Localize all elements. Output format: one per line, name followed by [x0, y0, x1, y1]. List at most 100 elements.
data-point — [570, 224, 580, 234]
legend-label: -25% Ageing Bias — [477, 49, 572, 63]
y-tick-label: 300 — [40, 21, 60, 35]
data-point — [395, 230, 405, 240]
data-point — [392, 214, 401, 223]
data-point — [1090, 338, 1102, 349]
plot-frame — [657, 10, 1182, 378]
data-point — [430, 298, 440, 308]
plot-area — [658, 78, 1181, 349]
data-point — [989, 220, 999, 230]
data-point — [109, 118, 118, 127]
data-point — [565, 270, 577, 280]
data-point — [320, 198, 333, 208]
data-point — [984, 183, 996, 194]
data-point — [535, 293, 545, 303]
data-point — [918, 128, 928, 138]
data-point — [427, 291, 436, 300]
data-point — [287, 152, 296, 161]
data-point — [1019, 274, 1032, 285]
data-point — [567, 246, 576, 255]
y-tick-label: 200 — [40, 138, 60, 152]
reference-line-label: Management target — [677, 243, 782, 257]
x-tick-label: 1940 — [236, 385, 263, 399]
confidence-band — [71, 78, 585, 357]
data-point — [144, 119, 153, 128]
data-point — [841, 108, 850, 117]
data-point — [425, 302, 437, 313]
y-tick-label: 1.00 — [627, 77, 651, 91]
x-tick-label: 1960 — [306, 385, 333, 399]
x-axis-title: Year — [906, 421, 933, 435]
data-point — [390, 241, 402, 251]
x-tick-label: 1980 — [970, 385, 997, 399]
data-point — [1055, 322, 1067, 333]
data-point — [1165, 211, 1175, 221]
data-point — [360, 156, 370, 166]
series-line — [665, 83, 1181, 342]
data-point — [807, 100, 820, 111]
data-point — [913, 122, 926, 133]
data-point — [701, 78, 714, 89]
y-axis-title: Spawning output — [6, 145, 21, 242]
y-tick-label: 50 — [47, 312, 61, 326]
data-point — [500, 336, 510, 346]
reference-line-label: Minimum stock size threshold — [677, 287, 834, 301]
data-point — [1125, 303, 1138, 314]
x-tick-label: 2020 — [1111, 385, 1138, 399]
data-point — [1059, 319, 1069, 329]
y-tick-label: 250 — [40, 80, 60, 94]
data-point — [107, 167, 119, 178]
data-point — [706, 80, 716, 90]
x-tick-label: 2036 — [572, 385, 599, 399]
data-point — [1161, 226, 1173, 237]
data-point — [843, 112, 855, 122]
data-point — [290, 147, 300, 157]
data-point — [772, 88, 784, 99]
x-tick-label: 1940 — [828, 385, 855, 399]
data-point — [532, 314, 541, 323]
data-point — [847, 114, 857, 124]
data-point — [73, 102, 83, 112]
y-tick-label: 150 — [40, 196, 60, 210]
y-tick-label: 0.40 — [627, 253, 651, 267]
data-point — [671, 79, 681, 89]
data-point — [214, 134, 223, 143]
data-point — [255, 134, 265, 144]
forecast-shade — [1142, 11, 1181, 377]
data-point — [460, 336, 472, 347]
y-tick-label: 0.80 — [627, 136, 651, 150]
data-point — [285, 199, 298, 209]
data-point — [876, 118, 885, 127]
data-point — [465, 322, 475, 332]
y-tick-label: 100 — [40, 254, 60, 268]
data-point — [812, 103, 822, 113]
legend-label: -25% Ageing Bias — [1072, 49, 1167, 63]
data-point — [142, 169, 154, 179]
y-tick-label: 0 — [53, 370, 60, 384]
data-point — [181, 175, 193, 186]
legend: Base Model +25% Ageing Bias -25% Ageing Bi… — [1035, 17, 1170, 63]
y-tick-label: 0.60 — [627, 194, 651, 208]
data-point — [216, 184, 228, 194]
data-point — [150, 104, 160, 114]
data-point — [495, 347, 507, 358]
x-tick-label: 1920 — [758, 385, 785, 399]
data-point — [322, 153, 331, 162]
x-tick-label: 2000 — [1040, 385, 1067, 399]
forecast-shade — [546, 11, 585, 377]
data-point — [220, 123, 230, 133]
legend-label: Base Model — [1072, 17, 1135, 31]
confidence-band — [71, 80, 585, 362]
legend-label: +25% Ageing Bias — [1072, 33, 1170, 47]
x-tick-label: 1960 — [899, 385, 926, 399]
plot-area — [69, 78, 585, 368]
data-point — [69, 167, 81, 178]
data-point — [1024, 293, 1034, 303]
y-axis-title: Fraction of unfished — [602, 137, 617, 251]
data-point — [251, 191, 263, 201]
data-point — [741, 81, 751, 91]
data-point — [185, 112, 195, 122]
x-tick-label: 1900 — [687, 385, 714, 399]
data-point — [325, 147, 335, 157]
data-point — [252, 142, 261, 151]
────────────────────
(Given instruction)
Copy the material from its first line through the line that contains "x-axis-title: Year — [906, 421, 933, 435]", reproducing every character unchanged.

(Answer to the exercise)
Localize all elements. Output format: one per line, name followed by [x0, y0, x1, y1]. List at most 100 elements.
data-point — [570, 224, 580, 234]
legend-label: -25% Ageing Bias — [477, 49, 572, 63]
y-tick-label: 300 — [40, 21, 60, 35]
data-point — [395, 230, 405, 240]
data-point — [392, 214, 401, 223]
data-point — [1090, 338, 1102, 349]
plot-frame — [657, 10, 1182, 378]
data-point — [430, 298, 440, 308]
plot-area — [658, 78, 1181, 349]
data-point — [989, 220, 999, 230]
data-point — [109, 118, 118, 127]
data-point — [565, 270, 577, 280]
data-point — [320, 198, 333, 208]
data-point — [984, 183, 996, 194]
data-point — [535, 293, 545, 303]
data-point — [918, 128, 928, 138]
data-point — [427, 291, 436, 300]
data-point — [287, 152, 296, 161]
data-point — [1019, 274, 1032, 285]
data-point — [567, 246, 576, 255]
y-tick-label: 200 — [40, 138, 60, 152]
reference-line-label: Management target — [677, 243, 782, 257]
x-tick-label: 1940 — [236, 385, 263, 399]
confidence-band — [71, 78, 585, 357]
data-point — [144, 119, 153, 128]
data-point — [841, 108, 850, 117]
data-point — [425, 302, 437, 313]
y-tick-label: 1.00 — [627, 77, 651, 91]
x-tick-label: 1960 — [306, 385, 333, 399]
x-axis-title: Year — [906, 421, 933, 435]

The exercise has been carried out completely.